### Material for this task
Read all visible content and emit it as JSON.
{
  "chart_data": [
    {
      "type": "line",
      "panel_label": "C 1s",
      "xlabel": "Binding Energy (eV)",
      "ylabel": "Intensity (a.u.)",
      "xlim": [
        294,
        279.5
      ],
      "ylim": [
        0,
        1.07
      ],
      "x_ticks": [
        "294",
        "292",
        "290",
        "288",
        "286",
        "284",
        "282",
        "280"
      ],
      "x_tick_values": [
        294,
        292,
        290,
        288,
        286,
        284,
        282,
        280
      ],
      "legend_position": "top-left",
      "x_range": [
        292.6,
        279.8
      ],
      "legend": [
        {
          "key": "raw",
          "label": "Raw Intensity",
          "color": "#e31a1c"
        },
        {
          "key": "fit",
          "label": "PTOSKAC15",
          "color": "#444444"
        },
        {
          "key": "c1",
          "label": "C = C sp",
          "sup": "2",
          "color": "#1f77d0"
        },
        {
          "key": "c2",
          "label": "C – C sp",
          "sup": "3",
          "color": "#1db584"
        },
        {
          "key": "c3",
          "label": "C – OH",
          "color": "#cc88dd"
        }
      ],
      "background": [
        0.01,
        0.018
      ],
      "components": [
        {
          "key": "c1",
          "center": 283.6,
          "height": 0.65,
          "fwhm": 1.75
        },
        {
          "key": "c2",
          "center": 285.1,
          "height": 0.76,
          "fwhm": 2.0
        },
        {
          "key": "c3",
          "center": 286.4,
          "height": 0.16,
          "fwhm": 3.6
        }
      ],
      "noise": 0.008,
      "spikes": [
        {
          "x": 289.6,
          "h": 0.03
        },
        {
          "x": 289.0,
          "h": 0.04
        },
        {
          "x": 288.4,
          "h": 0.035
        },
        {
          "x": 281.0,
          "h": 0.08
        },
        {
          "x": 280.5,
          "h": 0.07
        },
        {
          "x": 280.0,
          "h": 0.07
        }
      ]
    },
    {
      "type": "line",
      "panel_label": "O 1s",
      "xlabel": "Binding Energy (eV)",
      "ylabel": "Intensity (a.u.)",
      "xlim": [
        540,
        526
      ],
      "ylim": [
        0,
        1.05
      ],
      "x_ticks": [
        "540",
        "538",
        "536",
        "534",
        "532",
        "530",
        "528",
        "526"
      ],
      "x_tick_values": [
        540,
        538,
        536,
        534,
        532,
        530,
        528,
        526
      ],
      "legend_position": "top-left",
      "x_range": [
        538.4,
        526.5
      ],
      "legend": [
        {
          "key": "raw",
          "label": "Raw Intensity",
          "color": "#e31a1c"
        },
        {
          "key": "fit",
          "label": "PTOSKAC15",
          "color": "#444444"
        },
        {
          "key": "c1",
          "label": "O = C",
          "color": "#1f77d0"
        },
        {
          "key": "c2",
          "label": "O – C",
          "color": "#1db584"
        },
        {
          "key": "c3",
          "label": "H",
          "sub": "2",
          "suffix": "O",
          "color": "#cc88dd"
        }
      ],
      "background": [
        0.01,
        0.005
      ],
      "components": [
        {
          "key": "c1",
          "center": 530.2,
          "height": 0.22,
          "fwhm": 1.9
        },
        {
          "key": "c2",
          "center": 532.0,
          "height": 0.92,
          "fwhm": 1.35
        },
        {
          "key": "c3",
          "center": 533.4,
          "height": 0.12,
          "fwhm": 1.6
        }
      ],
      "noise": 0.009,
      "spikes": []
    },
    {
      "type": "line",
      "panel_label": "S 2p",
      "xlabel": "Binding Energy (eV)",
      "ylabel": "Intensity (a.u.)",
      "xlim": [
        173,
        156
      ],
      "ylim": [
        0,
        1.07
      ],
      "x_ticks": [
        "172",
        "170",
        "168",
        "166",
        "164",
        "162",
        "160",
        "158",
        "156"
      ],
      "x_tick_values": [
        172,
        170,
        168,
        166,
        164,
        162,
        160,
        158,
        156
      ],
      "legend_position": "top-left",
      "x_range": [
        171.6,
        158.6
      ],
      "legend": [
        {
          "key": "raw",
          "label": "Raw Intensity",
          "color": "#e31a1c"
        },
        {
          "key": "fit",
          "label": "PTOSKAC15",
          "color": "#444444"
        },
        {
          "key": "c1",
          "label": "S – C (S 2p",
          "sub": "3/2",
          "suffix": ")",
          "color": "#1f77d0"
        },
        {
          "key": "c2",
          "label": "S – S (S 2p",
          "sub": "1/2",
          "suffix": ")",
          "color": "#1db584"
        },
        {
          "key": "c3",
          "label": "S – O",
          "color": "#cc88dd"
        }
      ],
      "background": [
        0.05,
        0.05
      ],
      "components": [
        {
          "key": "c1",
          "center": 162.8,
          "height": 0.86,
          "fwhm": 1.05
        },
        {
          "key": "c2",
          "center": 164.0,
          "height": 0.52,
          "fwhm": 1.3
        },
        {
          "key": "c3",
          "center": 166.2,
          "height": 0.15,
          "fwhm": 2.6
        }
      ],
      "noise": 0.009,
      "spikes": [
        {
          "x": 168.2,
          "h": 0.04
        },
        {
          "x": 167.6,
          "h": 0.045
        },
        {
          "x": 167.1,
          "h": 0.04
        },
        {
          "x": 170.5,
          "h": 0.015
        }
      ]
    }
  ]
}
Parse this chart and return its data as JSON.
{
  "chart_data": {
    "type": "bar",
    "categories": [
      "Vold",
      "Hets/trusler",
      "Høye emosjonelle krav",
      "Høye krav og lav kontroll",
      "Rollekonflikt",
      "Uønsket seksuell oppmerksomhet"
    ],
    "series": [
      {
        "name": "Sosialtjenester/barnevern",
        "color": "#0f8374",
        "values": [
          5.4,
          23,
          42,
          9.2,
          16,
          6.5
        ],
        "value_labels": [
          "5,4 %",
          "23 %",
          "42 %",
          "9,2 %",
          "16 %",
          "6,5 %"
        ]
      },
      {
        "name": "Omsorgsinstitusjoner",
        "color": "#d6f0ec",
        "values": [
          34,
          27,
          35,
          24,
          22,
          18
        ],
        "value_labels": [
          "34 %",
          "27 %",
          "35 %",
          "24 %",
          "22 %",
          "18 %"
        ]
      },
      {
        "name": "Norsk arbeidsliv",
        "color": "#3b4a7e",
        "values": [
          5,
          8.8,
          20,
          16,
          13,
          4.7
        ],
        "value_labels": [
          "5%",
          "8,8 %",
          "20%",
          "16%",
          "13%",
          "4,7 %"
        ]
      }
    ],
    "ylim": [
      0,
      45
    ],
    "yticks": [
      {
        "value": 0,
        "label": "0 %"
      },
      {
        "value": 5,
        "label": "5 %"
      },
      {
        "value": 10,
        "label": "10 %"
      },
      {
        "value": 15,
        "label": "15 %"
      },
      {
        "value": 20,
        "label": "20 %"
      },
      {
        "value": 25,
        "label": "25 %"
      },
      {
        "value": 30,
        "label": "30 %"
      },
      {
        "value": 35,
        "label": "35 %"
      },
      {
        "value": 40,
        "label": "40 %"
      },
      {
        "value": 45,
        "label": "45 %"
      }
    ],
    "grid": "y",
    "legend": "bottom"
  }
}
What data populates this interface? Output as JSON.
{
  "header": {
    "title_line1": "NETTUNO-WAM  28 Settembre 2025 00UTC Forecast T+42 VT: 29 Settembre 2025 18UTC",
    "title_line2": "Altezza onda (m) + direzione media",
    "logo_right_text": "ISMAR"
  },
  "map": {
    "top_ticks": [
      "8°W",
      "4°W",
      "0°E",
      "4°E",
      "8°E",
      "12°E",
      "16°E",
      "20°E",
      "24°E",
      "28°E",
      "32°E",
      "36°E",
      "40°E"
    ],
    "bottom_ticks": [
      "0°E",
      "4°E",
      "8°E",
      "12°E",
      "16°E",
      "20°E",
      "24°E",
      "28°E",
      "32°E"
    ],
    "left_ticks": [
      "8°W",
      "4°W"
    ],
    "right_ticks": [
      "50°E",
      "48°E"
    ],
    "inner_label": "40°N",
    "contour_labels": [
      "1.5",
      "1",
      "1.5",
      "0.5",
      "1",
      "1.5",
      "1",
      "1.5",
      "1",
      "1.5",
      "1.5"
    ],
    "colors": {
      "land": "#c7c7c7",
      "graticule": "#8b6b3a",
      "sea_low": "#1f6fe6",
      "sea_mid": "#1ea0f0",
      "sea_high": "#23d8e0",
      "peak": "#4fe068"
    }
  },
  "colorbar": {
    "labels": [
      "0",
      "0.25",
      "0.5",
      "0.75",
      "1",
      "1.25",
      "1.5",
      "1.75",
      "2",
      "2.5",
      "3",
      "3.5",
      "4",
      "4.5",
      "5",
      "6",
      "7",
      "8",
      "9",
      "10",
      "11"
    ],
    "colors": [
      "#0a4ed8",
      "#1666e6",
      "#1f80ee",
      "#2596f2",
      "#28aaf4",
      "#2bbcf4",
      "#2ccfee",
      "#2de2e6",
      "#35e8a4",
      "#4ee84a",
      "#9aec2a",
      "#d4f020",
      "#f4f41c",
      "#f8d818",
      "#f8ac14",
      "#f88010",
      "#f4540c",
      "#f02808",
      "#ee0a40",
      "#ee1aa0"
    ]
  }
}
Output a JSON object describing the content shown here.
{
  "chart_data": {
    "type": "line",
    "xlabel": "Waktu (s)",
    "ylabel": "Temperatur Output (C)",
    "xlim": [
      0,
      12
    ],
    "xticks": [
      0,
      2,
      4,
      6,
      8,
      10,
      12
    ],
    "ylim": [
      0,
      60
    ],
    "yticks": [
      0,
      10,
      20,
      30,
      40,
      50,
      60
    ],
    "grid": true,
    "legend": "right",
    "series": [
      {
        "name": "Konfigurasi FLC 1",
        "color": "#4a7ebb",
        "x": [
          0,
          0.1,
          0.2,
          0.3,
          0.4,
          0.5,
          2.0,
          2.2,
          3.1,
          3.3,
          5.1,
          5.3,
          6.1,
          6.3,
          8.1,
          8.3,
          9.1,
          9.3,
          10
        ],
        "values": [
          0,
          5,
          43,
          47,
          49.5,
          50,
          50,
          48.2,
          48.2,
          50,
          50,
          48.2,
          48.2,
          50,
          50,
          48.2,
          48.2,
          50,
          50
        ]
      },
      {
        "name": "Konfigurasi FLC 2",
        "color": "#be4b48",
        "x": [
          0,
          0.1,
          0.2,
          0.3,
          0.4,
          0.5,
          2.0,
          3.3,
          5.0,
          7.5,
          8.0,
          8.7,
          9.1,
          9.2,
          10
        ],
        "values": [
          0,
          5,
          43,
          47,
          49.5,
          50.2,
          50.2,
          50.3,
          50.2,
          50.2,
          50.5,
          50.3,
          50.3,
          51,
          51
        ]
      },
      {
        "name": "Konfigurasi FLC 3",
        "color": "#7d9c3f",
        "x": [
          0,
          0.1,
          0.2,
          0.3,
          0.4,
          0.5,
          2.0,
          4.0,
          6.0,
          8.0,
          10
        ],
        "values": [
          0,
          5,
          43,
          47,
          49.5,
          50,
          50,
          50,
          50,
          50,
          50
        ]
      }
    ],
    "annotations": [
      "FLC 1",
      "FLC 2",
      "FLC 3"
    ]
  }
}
######
• [Exercise instructions]:
Above are the records; copy every line in them that holds the word "content".

• [Completed task]:
Read all visible content and emit it as JSON.
Output a JSON object describing the content shown here.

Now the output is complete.